Instructions for the task:
Set the data down again, exactly as it reads, but without the pictures.

Data shown:

###

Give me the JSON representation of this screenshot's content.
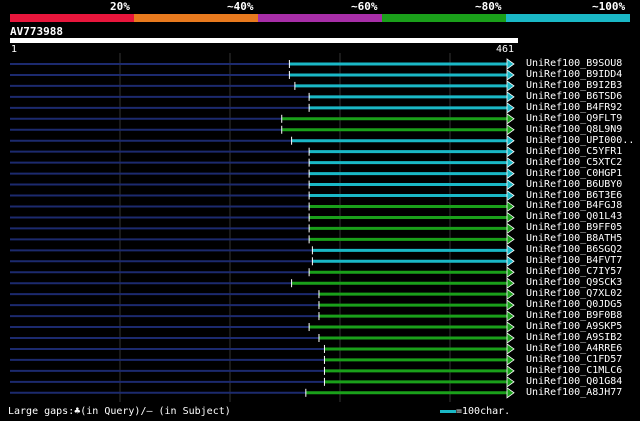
{
  "legend": {
    "colors": [
      "#e8163c",
      "#e87a1e",
      "#a82ea8",
      "#1aa01a",
      "#1ab8c6"
    ],
    "labels": [
      "20%",
      "~40%",
      "~60%",
      "~80%",
      "~100%"
    ]
  },
  "query": {
    "name": "AV773988",
    "start": "1",
    "end": "461"
  },
  "chart_data": {
    "type": "bar",
    "x_range": [
      1,
      461
    ],
    "identity_colors": {
      "~80%": "#1aa01a",
      "~100%": "#1ab8c6"
    },
    "hits": [
      {
        "name": "UniRef100_B9SOU8",
        "start": 256,
        "end": 461,
        "identity": "~100%"
      },
      {
        "name": "UniRef100_B9IDD4",
        "start": 256,
        "end": 461,
        "identity": "~100%"
      },
      {
        "name": "UniRef100_B9I2B3",
        "start": 261,
        "end": 461,
        "identity": "~100%"
      },
      {
        "name": "UniRef100_B6TSD6",
        "start": 274,
        "end": 461,
        "identity": "~100%"
      },
      {
        "name": "UniRef100_B4FR92",
        "start": 274,
        "end": 461,
        "identity": "~100%"
      },
      {
        "name": "UniRef100_Q9FLT9",
        "start": 249,
        "end": 461,
        "identity": "~80%"
      },
      {
        "name": "UniRef100_Q8L9N9",
        "start": 249,
        "end": 461,
        "identity": "~80%"
      },
      {
        "name": "UniRef100_UPI000..",
        "start": 258,
        "end": 461,
        "identity": "~100%"
      },
      {
        "name": "UniRef100_C5YFR1",
        "start": 274,
        "end": 461,
        "identity": "~100%"
      },
      {
        "name": "UniRef100_C5XTC2",
        "start": 274,
        "end": 461,
        "identity": "~100%"
      },
      {
        "name": "UniRef100_C0HGP1",
        "start": 274,
        "end": 461,
        "identity": "~100%"
      },
      {
        "name": "UniRef100_B6UBY0",
        "start": 274,
        "end": 461,
        "identity": "~100%"
      },
      {
        "name": "UniRef100_B6T3E6",
        "start": 274,
        "end": 461,
        "identity": "~100%"
      },
      {
        "name": "UniRef100_B4FGJ8",
        "start": 274,
        "end": 461,
        "identity": "~80%"
      },
      {
        "name": "UniRef100_Q01L43",
        "start": 274,
        "end": 461,
        "identity": "~80%"
      },
      {
        "name": "UniRef100_B9FF05",
        "start": 274,
        "end": 461,
        "identity": "~80%"
      },
      {
        "name": "UniRef100_B8ATH5",
        "start": 274,
        "end": 461,
        "identity": "~80%"
      },
      {
        "name": "UniRef100_B6SGQ2",
        "start": 277,
        "end": 461,
        "identity": "~100%"
      },
      {
        "name": "UniRef100_B4FVT7",
        "start": 277,
        "end": 461,
        "identity": "~100%"
      },
      {
        "name": "UniRef100_C7IY57",
        "start": 274,
        "end": 461,
        "identity": "~80%"
      },
      {
        "name": "UniRef100_Q9SCK3",
        "start": 258,
        "end": 461,
        "identity": "~80%"
      },
      {
        "name": "UniRef100_Q7XL02",
        "start": 283,
        "end": 461,
        "identity": "~80%"
      },
      {
        "name": "UniRef100_Q0JDG5",
        "start": 283,
        "end": 461,
        "identity": "~80%"
      },
      {
        "name": "UniRef100_B9F0B8",
        "start": 283,
        "end": 461,
        "identity": "~80%"
      },
      {
        "name": "UniRef100_A9SKP5",
        "start": 274,
        "end": 461,
        "identity": "~80%"
      },
      {
        "name": "UniRef100_A9SIB2",
        "start": 283,
        "end": 461,
        "identity": "~80%"
      },
      {
        "name": "UniRef100_A4RRE6",
        "start": 288,
        "end": 461,
        "identity": "~80%"
      },
      {
        "name": "UniRef100_C1FD57",
        "start": 288,
        "end": 461,
        "identity": "~80%"
      },
      {
        "name": "UniRef100_C1MLC6",
        "start": 288,
        "end": 461,
        "identity": "~80%"
      },
      {
        "name": "UniRef100_Q01G84",
        "start": 288,
        "end": 461,
        "identity": "~80%"
      },
      {
        "name": "UniRef100_A8JH77",
        "start": 271,
        "end": 461,
        "identity": "~80%"
      }
    ]
  },
  "footer": {
    "gaps_text": "Large gaps:♣(in Query)/– (in Subject)",
    "scale_text": "=100char."
  }
}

###

Exercise output:
Give me the JSON representation of this screenshot's content.
{
  "legend": {
    "colors": [
      "#e8163c",
      "#e87a1e",
      "#a82ea8",
      "#1aa01a",
      "#1ab8c6"
    ],
    "labels": [
      "20%",
      "~40%",
      "~60%",
      "~80%",
      "~100%"
    ]
  },
  "query": {
    "name": "AV773988",
    "start": "1",
    "end": "461"
  },
  "chart_data": {
    "type": "bar",
    "x_range": [
      1,
      461
    ],
    "identity_colors": {
      "~80%": "#1aa01a",
      "~100%": "#1ab8c6"
    },
    "hits": [
      {
        "name": "UniRef100_B9SOU8",
        "start": 256,
        "end": 461,
        "identity": "~100%"
      },
      {
        "name": "UniRef100_B9IDD4",
        "start": 256,
        "end": 461,
        "identity": "~100%"
      },
      {
        "name": "UniRef100_B9I2B3",
        "start": 261,
        "end": 461,
        "identity": "~100%"
      },
      {
        "name": "UniRef100_B6TSD6",
        "start": 274,
        "end": 461,
        "identity": "~100%"
      },
      {
        "name": "UniRef100_B4FR92",
        "start": 274,
        "end": 461,
        "identity": "~100%"
      },
      {
        "name": "UniRef100_Q9FLT9",
        "start": 249,
        "end": 461,
        "identity": "~80%"
      },
      {
        "name": "UniRef100_Q8L9N9",
        "start": 249,
        "end": 461,
        "identity": "~80%"
      },
      {
        "name": "UniRef100_UPI000..",
        "start": 258,
        "end": 461,
        "identity": "~100%"
      },
      {
        "name": "UniRef100_C5YFR1",
        "start": 274,
        "end": 461,
        "identity": "~100%"
      },
      {
        "name": "UniRef100_C5XTC2",
        "start": 274,
        "end": 461,
        "identity": "~100%"
      },
      {
        "name": "UniRef100_C0HGP1",
        "start": 274,
        "end": 461,
        "identity": "~100%"
      },
      {
        "name": "UniRef100_B6UBY0",
        "start": 274,
        "end": 461,
        "identity": "~100%"
      },
      {
        "name": "UniRef100_B6T3E6",
        "start": 274,
        "end": 461,
        "identity": "~100%"
      },
      {
        "name": "UniRef100_B4FGJ8",
        "start": 274,
        "end": 461,
        "identity": "~80%"
      },
      {
        "name": "UniRef100_Q01L43",
        "start": 274,
        "end": 461,
        "identity": "~80%"
      },
      {
        "name": "UniRef100_B9FF05",
        "start": 274,
        "end": 461,
        "identity": "~80%"
      },
      {
        "name": "UniRef100_B8ATH5",
        "start": 274,
        "end": 461,
        "identity": "~80%"
      },
      {
        "name": "UniRef100_B6SGQ2",
        "start": 277,
        "end": 461,
        "identity": "~100%"
      },
      {
        "name": "UniRef100_B4FVT7",
        "start": 277,
        "end": 461,
        "identity": "~100%"
      },
      {
        "name": "UniRef100_C7IY57",
        "start": 274,
        "end": 461,
        "identity": "~80%"
      },
      {
        "name": "UniRef100_Q9SCK3",
        "start": 258,
        "end": 461,
        "identity": "~80%"
      },
      {
        "name": "UniRef100_Q7XL02",
        "start": 283,
        "end": 461,
        "identity": "~80%"
      },
      {
        "name": "UniRef100_Q0JDG5",
        "start": 283,
        "end": 461,
        "identity": "~80%"
      },
      {
        "name": "UniRef100_B9F0B8",
        "start": 283,
        "end": 461,
        "identity": "~80%"
      },
      {
        "name": "UniRef100_A9SKP5",
        "start": 274,
        "end": 461,
        "identity": "~80%"
      },
      {
        "name": "UniRef100_A9SIB2",
        "start": 283,
        "end": 461,
        "identity": "~80%"
      },
      {
        "name": "UniRef100_A4RRE6",
        "start": 288,
        "end": 461,
        "identity": "~80%"
      },
      {
        "name": "UniRef100_C1FD57",
        "start": 288,
        "end": 461,
        "identity": "~80%"
      },
      {
        "name": "UniRef100_C1MLC6",
        "start": 288,
        "end": 461,
        "identity": "~80%"
      },
      {
        "name": "UniRef100_Q01G84",
        "start": 288,
        "end": 461,
        "identity": "~80%"
      },
      {
        "name": "UniRef100_A8JH77",
        "start": 271,
        "end": 461,
        "identity": "~80%"
      }
    ]
  },
  "footer": {
    "gaps_text": "Large gaps:♣(in Query)/– (in Subject)",
    "scale_text": "=100char."
  }
}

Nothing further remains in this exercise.